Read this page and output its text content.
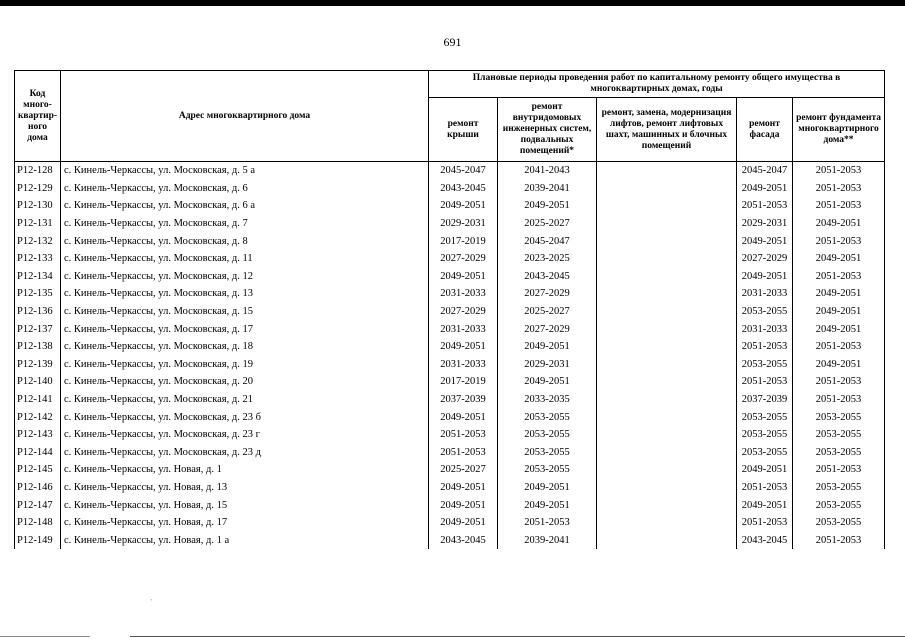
691
Код много-квартир-ного дома	Адрес многоквартирного дома	Плановые периоды проведения работ по капитальному ремонту общего имущества в многоквартирных домах, годы				
		ремонт крыши	ремонт внутридомовых инженерных систем, подвальных помещений*	ремонт, замена, модернизация лифтов, ремонт лифтовых шахт, машинных и блочных помещений	ремонт фасада	ремонт фундамента многоквартирного дома**
Р12-128	с. Кинель-Черкассы, ул. Московская, д. 5 а	2045-2047	2041-2043		2045-2047	2051-2053
Р12-129	с. Кинель-Черкассы, ул. Московская, д. 6	2043-2045	2039-2041		2049-2051	2051-2053
Р12-130	с. Кинель-Черкассы, ул. Московская, д. 6 а	2049-2051	2049-2051		2051-2053	2051-2053
Р12-131	с. Кинель-Черкассы, ул. Московская, д. 7	2029-2031	2025-2027		2029-2031	2049-2051
Р12-132	с. Кинель-Черкассы, ул. Московская, д. 8	2017-2019	2045-2047		2049-2051	2051-2053
Р12-133	с. Кинель-Черкассы, ул. Московская, д. 11	2027-2029	2023-2025		2027-2029	2049-2051
Р12-134	с. Кинель-Черкассы, ул. Московская, д. 12	2049-2051	2043-2045		2049-2051	2051-2053
Р12-135	с. Кинель-Черкассы, ул. Московская, д. 13	2031-2033	2027-2029		2031-2033	2049-2051
Р12-136	с. Кинель-Черкассы, ул. Московская, д. 15	2027-2029	2025-2027		2053-2055	2049-2051
Р12-137	с. Кинель-Черкассы, ул. Московская, д. 17	2031-2033	2027-2029		2031-2033	2049-2051
Р12-138	с. Кинель-Черкассы, ул. Московская, д. 18	2049-2051	2049-2051		2051-2053	2051-2053
Р12-139	с. Кинель-Черкассы, ул. Московская, д. 19	2031-2033	2029-2031		2053-2055	2049-2051
Р12-140	с. Кинель-Черкассы, ул. Московская, д. 20	2017-2019	2049-2051		2051-2053	2051-2053
Р12-141	с. Кинель-Черкассы, ул. Московская, д. 21	2037-2039	2033-2035		2037-2039	2051-2053
Р12-142	с. Кинель-Черкассы, ул. Московская, д. 23 б	2049-2051	2053-2055		2053-2055	2053-2055
Р12-143	с. Кинель-Черкассы, ул. Московская, д. 23 г	2051-2053	2053-2055		2053-2055	2053-2055
Р12-144	с. Кинель-Черкассы, ул. Московская, д. 23 д	2051-2053	2053-2055		2053-2055	2053-2055
Р12-145	с. Кинель-Черкассы, ул. Новая, д. 1	2025-2027	2053-2055		2049-2051	2051-2053
Р12-146	с. Кинель-Черкассы, ул. Новая, д. 13	2049-2051	2049-2051		2051-2053	2053-2055
Р12-147	с. Кинель-Черкассы, ул. Новая, д. 15	2049-2051	2049-2051		2049-2051	2053-2055
Р12-148	с. Кинель-Черкассы, ул. Новая, д. 17	2049-2051	2051-2053		2051-2053	2053-2055
Р12-149	с. Кинель-Черкассы, ул. Новая, д. 1 а	2043-2045	2039-2041		2043-2045	2051-2053
`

# # # #

● What to work on
Make an exact copy of the whole listing, but don't bring over any pictures.

● Written answer
Read this page and output its text content.
691
Код много-квартир-ного дома	Адрес многоквартирного дома	Плановые периоды проведения работ по капитальному ремонту общего имущества в многоквартирных домах, годы				
		ремонт крыши	ремонт внутридомовых инженерных систем, подвальных помещений*	ремонт, замена, модернизация лифтов, ремонт лифтовых шахт, машинных и блочных помещений	ремонт фасада	ремонт фундамента многоквартирного дома**
Р12-128	с. Кинель-Черкассы, ул. Московская, д. 5 а	2045-2047	2041-2043		2045-2047	2051-2053
Р12-129	с. Кинель-Черкассы, ул. Московская, д. 6	2043-2045	2039-2041		2049-2051	2051-2053
Р12-130	с. Кинель-Черкассы, ул. Московская, д. 6 а	2049-2051	2049-2051		2051-2053	2051-2053
Р12-131	с. Кинель-Черкассы, ул. Московская, д. 7	2029-2031	2025-2027		2029-2031	2049-2051
Р12-132	с. Кинель-Черкассы, ул. Московская, д. 8	2017-2019	2045-2047		2049-2051	2051-2053
Р12-133	с. Кинель-Черкассы, ул. Московская, д. 11	2027-2029	2023-2025		2027-2029	2049-2051
Р12-134	с. Кинель-Черкассы, ул. Московская, д. 12	2049-2051	2043-2045		2049-2051	2051-2053
Р12-135	с. Кинель-Черкассы, ул. Московская, д. 13	2031-2033	2027-2029		2031-2033	2049-2051
Р12-136	с. Кинель-Черкассы, ул. Московская, д. 15	2027-2029	2025-2027		2053-2055	2049-2051
Р12-137	с. Кинель-Черкассы, ул. Московская, д. 17	2031-2033	2027-2029		2031-2033	2049-2051
Р12-138	с. Кинель-Черкассы, ул. Московская, д. 18	2049-2051	2049-2051		2051-2053	2051-2053
Р12-139	с. Кинель-Черкассы, ул. Московская, д. 19	2031-2033	2029-2031		2053-2055	2049-2051
Р12-140	с. Кинель-Черкассы, ул. Московская, д. 20	2017-2019	2049-2051		2051-2053	2051-2053
Р12-141	с. Кинель-Черкассы, ул. Московская, д. 21	2037-2039	2033-2035		2037-2039	2051-2053
Р12-142	с. Кинель-Черкассы, ул. Московская, д. 23 б	2049-2051	2053-2055		2053-2055	2053-2055
Р12-143	с. Кинель-Черкассы, ул. Московская, д. 23 г	2051-2053	2053-2055		2053-2055	2053-2055
Р12-144	с. Кинель-Черкассы, ул. Московская, д. 23 д	2051-2053	2053-2055		2053-2055	2053-2055
Р12-145	с. Кинель-Черкассы, ул. Новая, д. 1	2025-2027	2053-2055		2049-2051	2051-2053
Р12-146	с. Кинель-Черкассы, ул. Новая, д. 13	2049-2051	2049-2051		2051-2053	2053-2055
Р12-147	с. Кинель-Черкассы, ул. Новая, д. 15	2049-2051	2049-2051		2049-2051	2053-2055
Р12-148	с. Кинель-Черкассы, ул. Новая, д. 17	2049-2051	2051-2053		2051-2053	2053-2055
Р12-149	с. Кинель-Черкассы, ул. Новая, д. 1 а	2043-2045	2039-2041		2043-2045	2051-2053
`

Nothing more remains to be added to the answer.